## Stated goal
Without including any pictures, write out the listing below exactly.

*** Listing

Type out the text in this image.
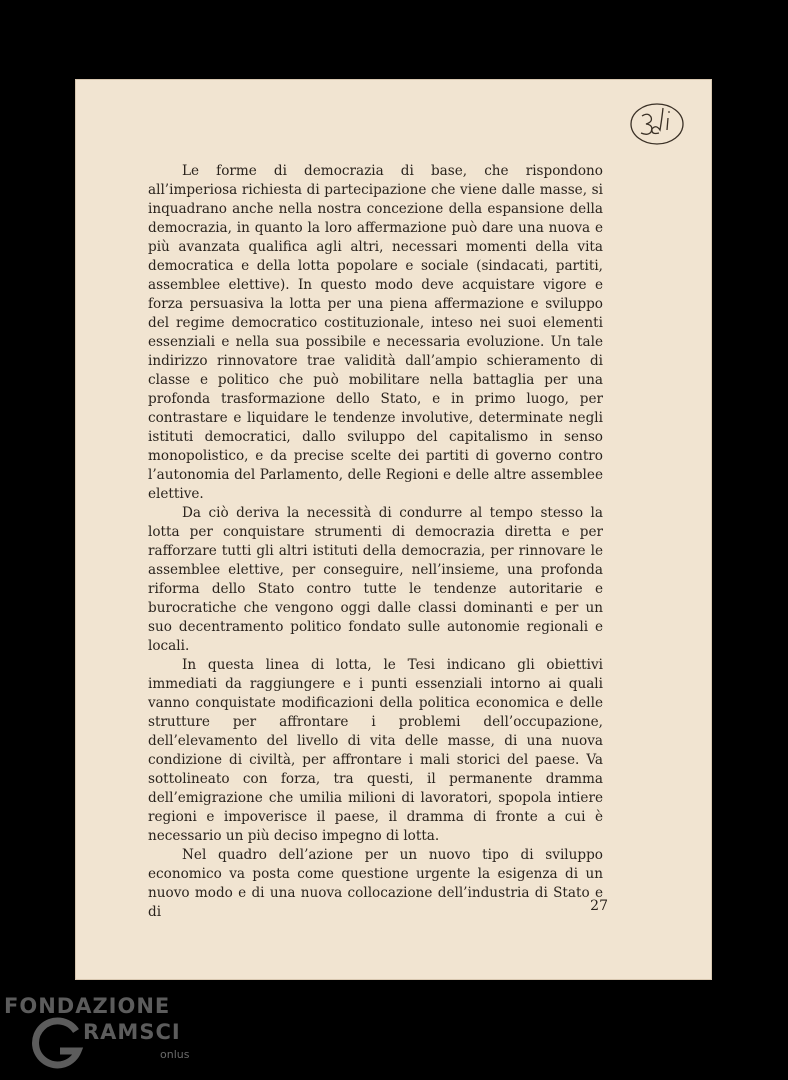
Le forme di democrazia di base, che rispondono all’imperiosa richiesta di partecipazione che viene dalle masse, si inquadrano anche nella nostra concezione della espansione della democrazia, in quanto la loro affermazione può dare una nuova e più avanzata qualifica agli altri, necessari momenti della vita democratica e della lotta popolare e sociale (sindacati, partiti, assemblee elettive). In questo modo deve acquistare vigore e forza persuasiva la lotta per una piena affermazione e sviluppo del regime democratico costituzionale, inteso nei suoi elementi essenziali e nella sua possibile e necessaria evoluzione. Un tale indirizzo rinnovatore trae validità dall’ampio schieramento di classe e politico che può mobilitare nella battaglia per una profonda trasformazione dello Stato, e in primo luogo, per contrastare e liquidare le tendenze involutive, determinate negli istituti democratici, dallo sviluppo del capitalismo in senso monopolistico, e da precise scelte dei partiti di governo contro l’autonomia del Parlamento, delle Regioni e delle altre assemblee elettive.

Da ciò deriva la necessità di condurre al tempo stesso la lotta per conquistare strumenti di democrazia diretta e per rafforzare tutti gli altri istituti della democrazia, per rinnovare le assemblee elettive, per conseguire, nell’insieme, una profonda riforma dello Stato contro tutte le tendenze autoritarie e burocratiche che vengono oggi dalle classi dominanti e per un suo decentramento politico fondato sulle autonomie regionali e locali.

In questa linea di lotta, le Tesi indicano gli obiettivi immediati da raggiungere e i punti essenziali intorno ai quali vanno conquistate modificazioni della politica economica e delle strutture per affrontare i problemi dell’occupazione, dell’elevamento del livello di vita delle masse, di una nuova condizione di civiltà, per affrontare i mali storici del paese. Va sottolineato con forza, tra questi, il permanente dramma dell’emigrazione che umilia milioni di lavoratori, spopola intiere regioni e impoverisce il paese, il dramma di fronte a cui è necessario un più deciso impegno di lotta.

Nel quadro dell’azione per un nuovo tipo di sviluppo economico va posta come questione urgente la esigenza di un nuovo modo e di una nuova collocazione dell’industria di Stato e di	27
FONDAZIONE
RAMSCI
onlus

******

## Task solution
Type out the text in this image.
Le forme di democrazia di base, che rispondono all’imperiosa richiesta di partecipazione che viene dalle masse, si inquadrano anche nella nostra concezione della espansione della democrazia, in quanto la loro affermazione può dare una nuova e più avanzata qualifica agli altri, necessari momenti della vita democratica e della lotta popolare e sociale (sindacati, partiti, assemblee elettive). In questo modo deve acquistare vigore e forza persuasiva la lotta per una piena affermazione e sviluppo del regime democratico costituzionale, inteso nei suoi elementi essenziali e nella sua possibile e necessaria evoluzione. Un tale indirizzo rinnovatore trae validità dall’ampio schieramento di classe e politico che può mobilitare nella battaglia per una profonda trasformazione dello Stato, e in primo luogo, per contrastare e liquidare le tendenze involutive, determinate negli istituti democratici, dallo sviluppo del capitalismo in senso monopolistico, e da precise scelte dei partiti di governo contro l’autonomia del Parlamento, delle Regioni e delle altre assemblee elettive.

Da ciò deriva la necessità di condurre al tempo stesso la lotta per conquistare strumenti di democrazia diretta e per rafforzare tutti gli altri istituti della democrazia, per rinnovare le assemblee elettive, per conseguire, nell’insieme, una profonda riforma dello Stato contro tutte le tendenze autoritarie e burocratiche che vengono oggi dalle classi dominanti e per un suo decentramento politico fondato sulle autonomie regionali e locali.

In questa linea di lotta, le Tesi indicano gli obiettivi immediati da raggiungere e i punti essenziali intorno ai quali vanno conquistate modificazioni della politica economica e delle strutture per affrontare i problemi dell’occupazione, dell’elevamento del livello di vita delle masse, di una nuova condizione di civiltà, per affrontare i mali storici del paese. Va sottolineato con forza, tra questi, il permanente dramma dell’emigrazione che umilia milioni di lavoratori, spopola intiere regioni e impoverisce il paese, il dramma di fronte a cui è necessario un più deciso impegno di lotta.

Nel quadro dell’azione per un nuovo tipo di sviluppo economico va posta come questione urgente la esigenza di un nuovo modo e di una nuova collocazione dell’industria di Stato e di	27
FONDAZIONE
RAMSCI
onlus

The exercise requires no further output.